First, a polymorphic class has at least one virtual function, so it has a vptr:
struct A {
virtual void foo();
};
is compiled to:
struct A__vtable { // vtable for objects of declared type A
void (*foo__ptr) (A *__this); // pointer to foo() virtual function
};
void A__foo (A *__this); // A::foo ()
// vtable for objects of real (dynamic) type A
const A__vtable A__real = { // vtable is never modified
/*foo__ptr =*/ A__foo
};
struct A {
A__vtable const *__vptr; // ptr to const not const ptr
// vptr is modified at runtime
};
// default constructor for class A (implicitly declared)
void A__ctor (A *__that) {
__that->__vptr = &A__real;
}
Remark: C++ can be compiled to another high level language like C (as cfront did) or even to a C++ subset (here C++ without virtual
). I put __
in compiler generated names.
Note that this is a simplistic model where RTTI is not supported; real compilers will add data in the vtable to support typeid
.
Now, a simple derived class:
struct Der : A {
override void foo();
virtual void bar();
};
Non-virtual (*) base class subobjects are subobjects like member subobjects, but while member subobjects are complete objects, ie. their real (dynamic) type is their declared type, base class subobjects are not complete, and their real type change during construction.
(*) virtual bases are very different, like virtual member functions are different from non virtual members
struct Der__vtable { // vtable for objects of declared type Der
A__vtable __primary_base; // first position
void (*bar__ptr) (Der *__this);
};
// overriding of a virtual function in A:
void Der__foo (A *__this); // Der::foo ()
// new virtual function in Der:
void Der__bar (Der *__this); // Der::bar ()
// vtable for objects of real (dynamic) type Der
const Der__vtable Der__real = {
{ /*foo__ptr =*/ Der__foo },
/*foo__ptr =*/ Der__bar
};
struct Der { // no additional vptr
A __primary_base; // first position
};
Here "first position" means that the member must be first (other members could be re-ordered): they are located at offset zero so we can reinterpret_cast
pointers, the types are compatibles; at non-zero offset, we would have to do pointer adjustments with arithmetic on char*
.
The lack of adjustment may not seem like a big deal in term of generated code (just some add immediate asm instructions), but it means much more than that, it means that such pointers can be viewed as having different types: an object of type A__vtable*
can contain a pointer to Der__vtable
and be treated as either a Der__vtable*
or a A__vtable*
. The same pointer object serves as a pointer to a A__vtable
in functions dealing with objects of type A
and as a pointer to a Der__vtable
in functions dealing with objects of type Der
.
// default constructor for class Der (implicitly declared)
void Der__ctor (Der *__this) {
A__ctor (reinterpret_cast<A*> (__this));
__this->__vptr = reinterpret_cast<A__vtable const*> (&Der__real);
}
You see that the dynamic type, as defined by the vptr, changes during construction as we assign a new value to the vptr (in this particular case the call to the base class constructor does nothing useful and can be optimised away, but it isn't the case with non trivial constructors).
With multiple inheritance:
struct C : A, B {};
A C
instance will contain a A
and a B
, like that:
struct C {
A base__A; // primary base
B base__B;
};
Note that only one of these base class subobjects can have the privilege of sitting at offset zero; this is important in many ways:
conversion of pointers to other base classes (upcasts) will need an
adjustment; conversely, upcasts need the opposite adjustments;
this implies that when doing a virtual call with a base class
pointer, the this
has the correct value for entry in the derived
class overrider.

..............................

■ PROBLEMS TO SOLVE
[1] Restate the paragraph of the vtable explanation that begins "Non-virtual (*) base class subobjects" as a short list, keeping its main facts.
[2] Carry the vtable explanation forward, starting after its last sentence.
The records that come next were taken from a separate source and have no connection to the vtable explanation.

..............................

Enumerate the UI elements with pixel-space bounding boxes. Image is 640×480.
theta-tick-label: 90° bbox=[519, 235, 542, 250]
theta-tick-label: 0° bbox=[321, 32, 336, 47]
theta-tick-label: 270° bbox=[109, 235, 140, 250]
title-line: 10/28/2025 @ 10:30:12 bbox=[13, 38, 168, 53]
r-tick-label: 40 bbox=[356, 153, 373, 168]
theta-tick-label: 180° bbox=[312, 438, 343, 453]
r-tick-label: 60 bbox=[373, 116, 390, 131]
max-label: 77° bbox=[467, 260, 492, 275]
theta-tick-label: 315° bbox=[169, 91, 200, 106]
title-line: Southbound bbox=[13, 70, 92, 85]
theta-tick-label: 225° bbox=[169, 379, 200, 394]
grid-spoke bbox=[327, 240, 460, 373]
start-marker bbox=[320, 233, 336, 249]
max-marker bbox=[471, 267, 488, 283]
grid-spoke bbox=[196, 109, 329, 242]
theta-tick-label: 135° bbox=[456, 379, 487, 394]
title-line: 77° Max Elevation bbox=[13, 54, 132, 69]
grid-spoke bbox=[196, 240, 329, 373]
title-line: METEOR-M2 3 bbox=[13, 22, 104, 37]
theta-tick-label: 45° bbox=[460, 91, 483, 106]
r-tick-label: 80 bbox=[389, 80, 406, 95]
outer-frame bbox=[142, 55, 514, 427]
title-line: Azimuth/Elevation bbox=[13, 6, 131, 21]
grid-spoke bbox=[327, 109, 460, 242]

..............................

■ ANSWERS TO THE EXERCISES
[1]
- Non-virtual base class subobjects are subobjects, as member subobjects are.
- Member subobjects are complete objects: their real (dynamic) type is their declared type.
- Base class subobjects are not complete objects, and their real type changes during construction.

[2]
So the following code:
void B::printaddr() {
printf ("%p", this);
}
void C::printaddr () { // overrides B::printaddr()
printf ("%p", this);
}
can be compiled to
void B__printaddr (B *__this) {
printf ("%p", __this);
}
// proper C::printaddr taking a this of type C* (new vtable entry in C)
void C__printaddr (C *__this) {
printf ("%p", __this);
}
// C::printaddr overrider for B::printaddr
// needed for compatibility in vtable
void C__B__printaddr (B *__this) {
C__printaddr (reinterpret_cast<C*>(reinterpret_cast<char*> (__this) - offset__C__B));
}
We see the C__B__printaddr
declared type and semantics are compatibles with B__printaddr
, so we can use &C__B__printaddr
in the vtable of B
; C__printaddr
is not compatible but can be used for calls involving a C
objects, or classes derived from C
.
A non virtual member function is like a free function that has access to internal stuff. A virtual member function is "flexibility point" which can be customised by overriding. virtual member function declaration play a special role in the definition of a class: like other members they are part of the contract with the external world, but at the same time they are part of a contract with derived class.
A non virtual base class is like a member object where we can refine behaviour via overriding (also we can access protected members). For the external world, the inheritance for A
in Der
implies that implicit derived-to-base conversions will exist for pointers, that a A&
can be bound to a Der
lvalue, etc. For further derived classes (derived from Der
), it also means that virtual functions of A
are inherited in the Der
: virtual functions in A
can be overridden in further derived classes.
When a class is further derived, say Der2
is derived from Der
, implicit conversions a pointers of type Der2*
to A*
is semantically performed in step: first, a conversion to Der*
is validated (the access control to the inheritance relation of Der2
from Der
is checked with the usual public/protected/private/friend rules), then the access control of Der
to A
. A non virtual inheritance relation cannot be refined or overridden in derived classes.
Non virtual members functions can be directly called and virtual members must be called indirectly via the vtable (unless the real object type happens to be known by the compiler), so the virtual
keyword adds an indirection to members functions access. Just like for function members, the virtual
keyword adds an indirection to base object access; just like for functions, virtual base classes add a flexibility point in inheritance.
When doing non-virtual, repeated, multiple inheritance :
struct Top { int i; };
struct Left : Top { };
struct Right : Top { };
struct Bottom : Left, Right { };
There are just two Top::i
subobjects in Bottom
(Left::i
and Right::i
), as with members objects:
struct Top { int i; };
struct mLeft { Top t; };
struct mRight { mTop t; };
struct mBottom { mLeft l; mRight r; }
Nobody is surprised that there are two int
sub-members (l.t.i
and r.t.i
).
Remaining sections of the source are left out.